* [Task statement]
Review the material line by line. Identify and copy every line that contains the string "Target".

* [Records supplied]
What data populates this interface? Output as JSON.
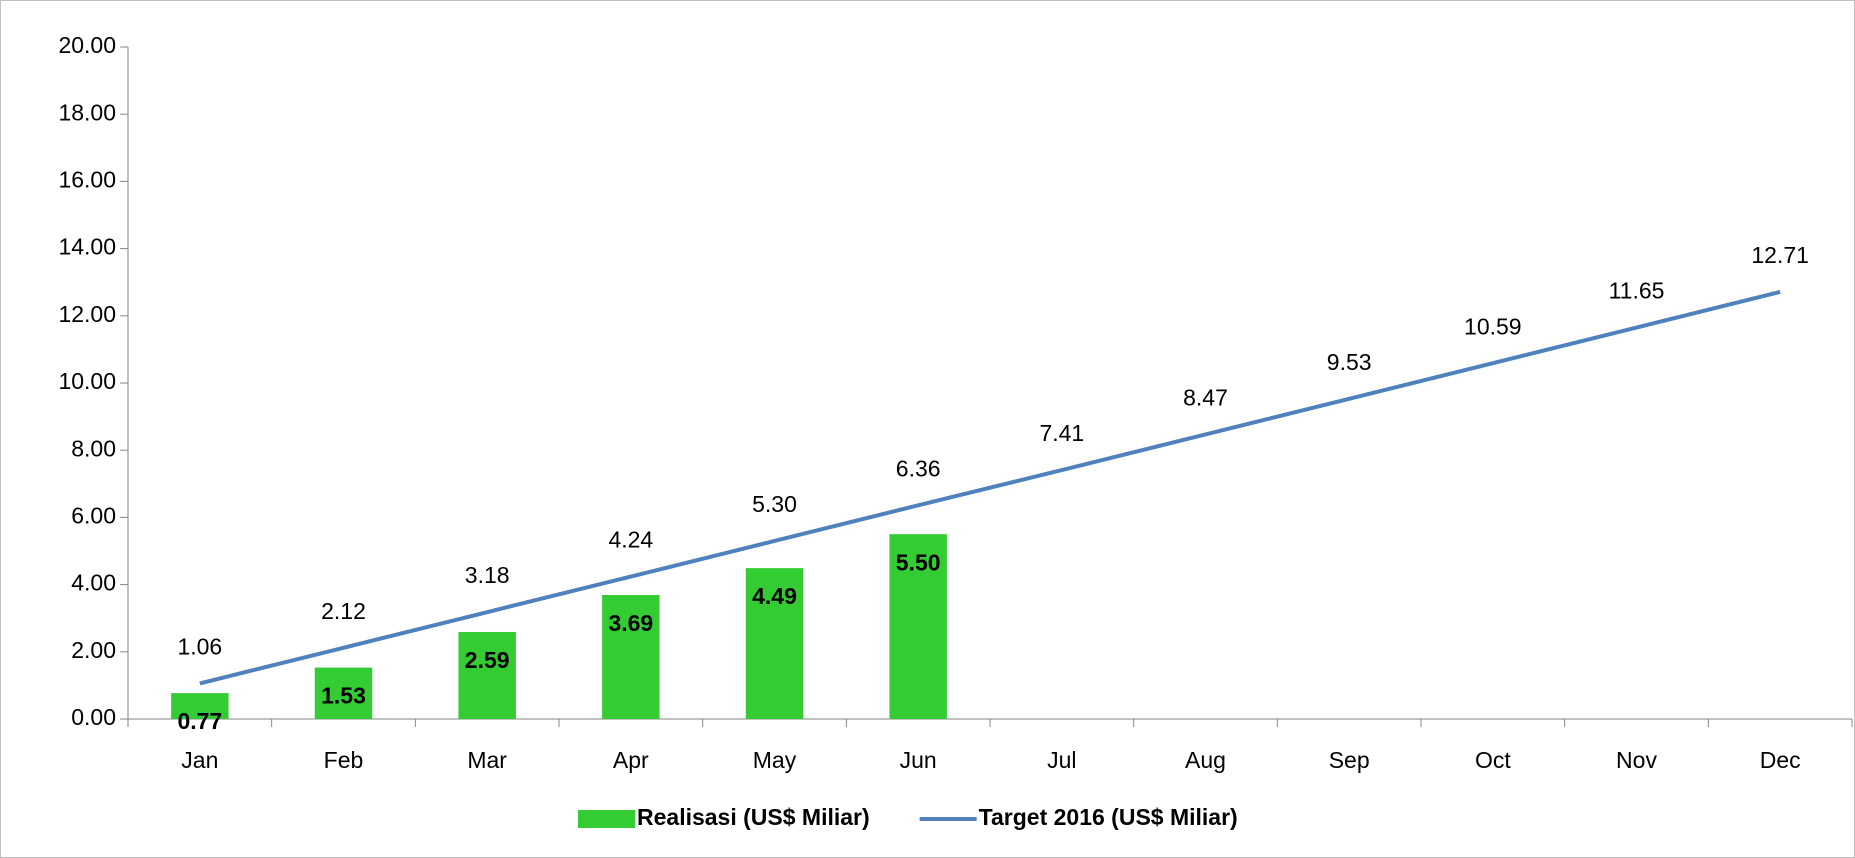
{
  "chart_data": {
    "type": "combo",
    "categories": [
      "Jan",
      "Feb",
      "Mar",
      "Apr",
      "May",
      "Jun",
      "Jul",
      "Aug",
      "Sep",
      "Oct",
      "Nov",
      "Dec"
    ],
    "series": [
      {
        "name": "Realisasi (US$ Miliar)",
        "type": "bar",
        "color": "#33cc33",
        "values": [
          0.77,
          1.53,
          2.59,
          3.69,
          4.49,
          5.5,
          null,
          null,
          null,
          null,
          null,
          null
        ],
        "value_labels": [
          "0.77",
          "1.53",
          "2.59",
          "3.69",
          "4.49",
          "5.50",
          null,
          null,
          null,
          null,
          null,
          null
        ]
      },
      {
        "name": "Target 2016 (US$ Miliar)",
        "type": "line",
        "color": "#4f81bd",
        "values": [
          1.06,
          2.12,
          3.18,
          4.24,
          5.3,
          6.36,
          7.41,
          8.47,
          9.53,
          10.59,
          11.65,
          12.71
        ],
        "value_labels": [
          "1.06",
          "2.12",
          "3.18",
          "4.24",
          "5.30",
          "6.36",
          "7.41",
          "8.47",
          "9.53",
          "10.59",
          "11.65",
          "12.71"
        ]
      }
    ],
    "ylim": [
      0,
      20
    ],
    "yticks": [
      {
        "value": 0,
        "label": "0.00"
      },
      {
        "value": 2,
        "label": "2.00"
      },
      {
        "value": 4,
        "label": "4.00"
      },
      {
        "value": 6,
        "label": "6.00"
      },
      {
        "value": 8,
        "label": "8.00"
      },
      {
        "value": 10,
        "label": "10.00"
      },
      {
        "value": 12,
        "label": "12.00"
      },
      {
        "value": 14,
        "label": "14.00"
      },
      {
        "value": 16,
        "label": "16.00"
      },
      {
        "value": 18,
        "label": "18.00"
      },
      {
        "value": 20,
        "label": "20.00"
      }
    ],
    "grid": false,
    "legend": "bottom"
  }
}
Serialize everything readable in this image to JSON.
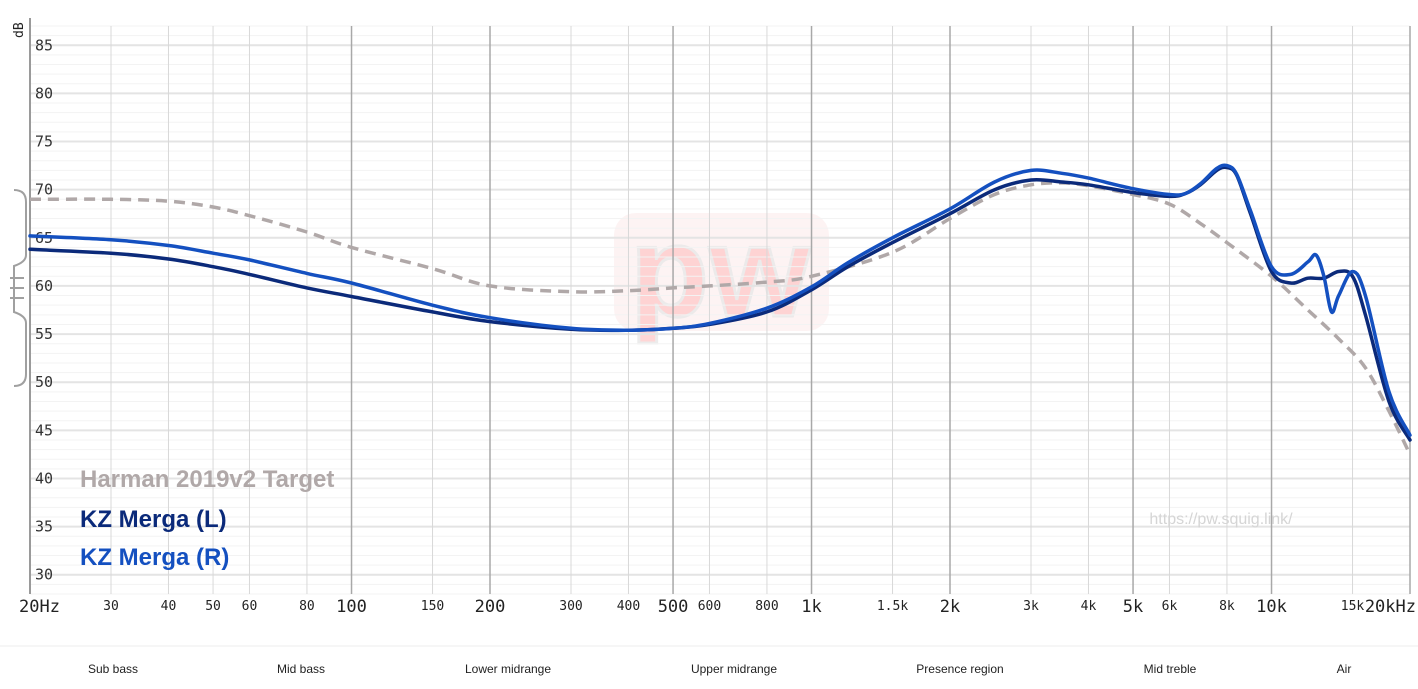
{
  "chart_data": {
    "type": "line",
    "x_scale": "log",
    "xlim": [
      20,
      20000
    ],
    "ylim": [
      28,
      87
    ],
    "ylabel": "dB",
    "y_ticks": [
      30,
      35,
      40,
      45,
      50,
      55,
      60,
      65,
      70,
      75,
      80,
      85
    ],
    "x_ticks_major": [
      {
        "value": 20,
        "label": "20Hz"
      },
      {
        "value": 100,
        "label": "100"
      },
      {
        "value": 200,
        "label": "200"
      },
      {
        "value": 500,
        "label": "500"
      },
      {
        "value": 1000,
        "label": "1k"
      },
      {
        "value": 2000,
        "label": "2k"
      },
      {
        "value": 5000,
        "label": "5k"
      },
      {
        "value": 10000,
        "label": "10k"
      },
      {
        "value": 20000,
        "label": "20kHz"
      }
    ],
    "x_ticks_minor": [
      {
        "value": 30,
        "label": "30"
      },
      {
        "value": 40,
        "label": "40"
      },
      {
        "value": 50,
        "label": "50"
      },
      {
        "value": 60,
        "label": "60"
      },
      {
        "value": 80,
        "label": "80"
      },
      {
        "value": 150,
        "label": "150"
      },
      {
        "value": 300,
        "label": "300"
      },
      {
        "value": 400,
        "label": "400"
      },
      {
        "value": 600,
        "label": "600"
      },
      {
        "value": 800,
        "label": "800"
      },
      {
        "value": 1500,
        "label": "1.5k"
      },
      {
        "value": 3000,
        "label": "3k"
      },
      {
        "value": 4000,
        "label": "4k"
      },
      {
        "value": 6000,
        "label": "6k"
      },
      {
        "value": 8000,
        "label": "8k"
      },
      {
        "value": 15000,
        "label": "15k"
      }
    ],
    "grid": true,
    "legend_position": "bottom-left",
    "series": [
      {
        "name": "Harman 2019v2 Target",
        "color": "#b0a8a8",
        "dashed": true,
        "points": [
          [
            20,
            69
          ],
          [
            30,
            69
          ],
          [
            40,
            68.8
          ],
          [
            50,
            68.2
          ],
          [
            60,
            67.3
          ],
          [
            80,
            65.6
          ],
          [
            100,
            64
          ],
          [
            150,
            61.8
          ],
          [
            200,
            60
          ],
          [
            300,
            59.4
          ],
          [
            400,
            59.5
          ],
          [
            500,
            59.8
          ],
          [
            600,
            60
          ],
          [
            800,
            60.4
          ],
          [
            1000,
            61
          ],
          [
            1500,
            63.5
          ],
          [
            2000,
            67
          ],
          [
            2500,
            69.5
          ],
          [
            3000,
            70.5
          ],
          [
            3500,
            70.7
          ],
          [
            4000,
            70.4
          ],
          [
            5000,
            69.5
          ],
          [
            6000,
            68.5
          ],
          [
            7000,
            66.5
          ],
          [
            8000,
            64.5
          ],
          [
            10000,
            61
          ],
          [
            12000,
            57.5
          ],
          [
            14000,
            54.5
          ],
          [
            16000,
            51.5
          ],
          [
            18000,
            47
          ],
          [
            20000,
            42.5
          ]
        ]
      },
      {
        "name": "KZ Merga (L)",
        "color": "#0b2a7a",
        "dashed": false,
        "points": [
          [
            20,
            63.8
          ],
          [
            30,
            63.4
          ],
          [
            40,
            62.8
          ],
          [
            50,
            62
          ],
          [
            60,
            61.2
          ],
          [
            80,
            59.8
          ],
          [
            100,
            58.9
          ],
          [
            150,
            57.3
          ],
          [
            200,
            56.3
          ],
          [
            300,
            55.5
          ],
          [
            400,
            55.4
          ],
          [
            500,
            55.6
          ],
          [
            600,
            56
          ],
          [
            800,
            57.3
          ],
          [
            1000,
            59.6
          ],
          [
            1200,
            62
          ],
          [
            1500,
            64.5
          ],
          [
            2000,
            67.5
          ],
          [
            2500,
            70
          ],
          [
            3000,
            71
          ],
          [
            3500,
            70.8
          ],
          [
            4000,
            70.5
          ],
          [
            5000,
            69.7
          ],
          [
            6000,
            69.3
          ],
          [
            6500,
            69.6
          ],
          [
            7000,
            70.5
          ],
          [
            7600,
            72
          ],
          [
            8000,
            72.3
          ],
          [
            8400,
            71.5
          ],
          [
            9000,
            67.5
          ],
          [
            10000,
            61.5
          ],
          [
            11000,
            60.3
          ],
          [
            12000,
            60.8
          ],
          [
            13000,
            60.8
          ],
          [
            14000,
            61.5
          ],
          [
            15000,
            61
          ],
          [
            16000,
            57
          ],
          [
            18000,
            48
          ],
          [
            20000,
            44
          ]
        ]
      },
      {
        "name": "KZ Merga (R)",
        "color": "#1450c0",
        "dashed": false,
        "points": [
          [
            20,
            65.2
          ],
          [
            30,
            64.8
          ],
          [
            40,
            64.2
          ],
          [
            50,
            63.4
          ],
          [
            60,
            62.7
          ],
          [
            80,
            61.3
          ],
          [
            100,
            60.3
          ],
          [
            150,
            58
          ],
          [
            200,
            56.7
          ],
          [
            300,
            55.6
          ],
          [
            400,
            55.4
          ],
          [
            500,
            55.6
          ],
          [
            600,
            56.1
          ],
          [
            800,
            57.7
          ],
          [
            1000,
            59.9
          ],
          [
            1200,
            62.4
          ],
          [
            1500,
            65
          ],
          [
            2000,
            68
          ],
          [
            2500,
            70.8
          ],
          [
            3000,
            72
          ],
          [
            3500,
            71.7
          ],
          [
            4000,
            71.2
          ],
          [
            5000,
            70.1
          ],
          [
            6000,
            69.5
          ],
          [
            6500,
            69.6
          ],
          [
            7000,
            70.6
          ],
          [
            7600,
            72.2
          ],
          [
            8000,
            72.5
          ],
          [
            8400,
            71.6
          ],
          [
            9000,
            67.8
          ],
          [
            10000,
            62
          ],
          [
            11000,
            61.2
          ],
          [
            12000,
            62.5
          ],
          [
            12500,
            63.2
          ],
          [
            13000,
            61
          ],
          [
            13500,
            57.3
          ],
          [
            14000,
            59
          ],
          [
            15000,
            61.5
          ],
          [
            16000,
            59
          ],
          [
            18000,
            49
          ],
          [
            20000,
            44.5
          ]
        ]
      }
    ],
    "bands": [
      {
        "label": "Sub bass",
        "x": 20
      },
      {
        "label": "Mid bass",
        "x": 60
      },
      {
        "label": "Lower midrange",
        "x": 200
      },
      {
        "label": "Upper midrange",
        "x": 500
      },
      {
        "label": "Presence region",
        "x": 2000
      },
      {
        "label": "Mid treble",
        "x": 5000
      },
      {
        "label": "Air",
        "x": 10000
      }
    ],
    "watermark_url": "https://pw.squig.link/",
    "logo_text": "pw"
  }
}
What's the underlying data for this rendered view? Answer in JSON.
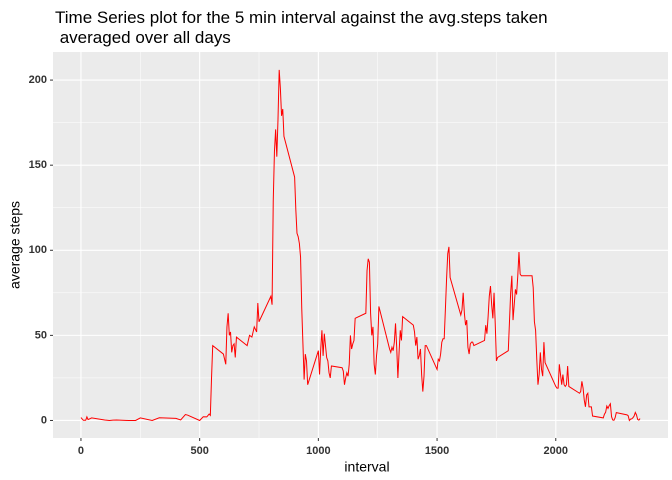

* [Response]
        "name": "Target 2016 (US$ Miliar)",
        "name": "Harman 2019v2 Target",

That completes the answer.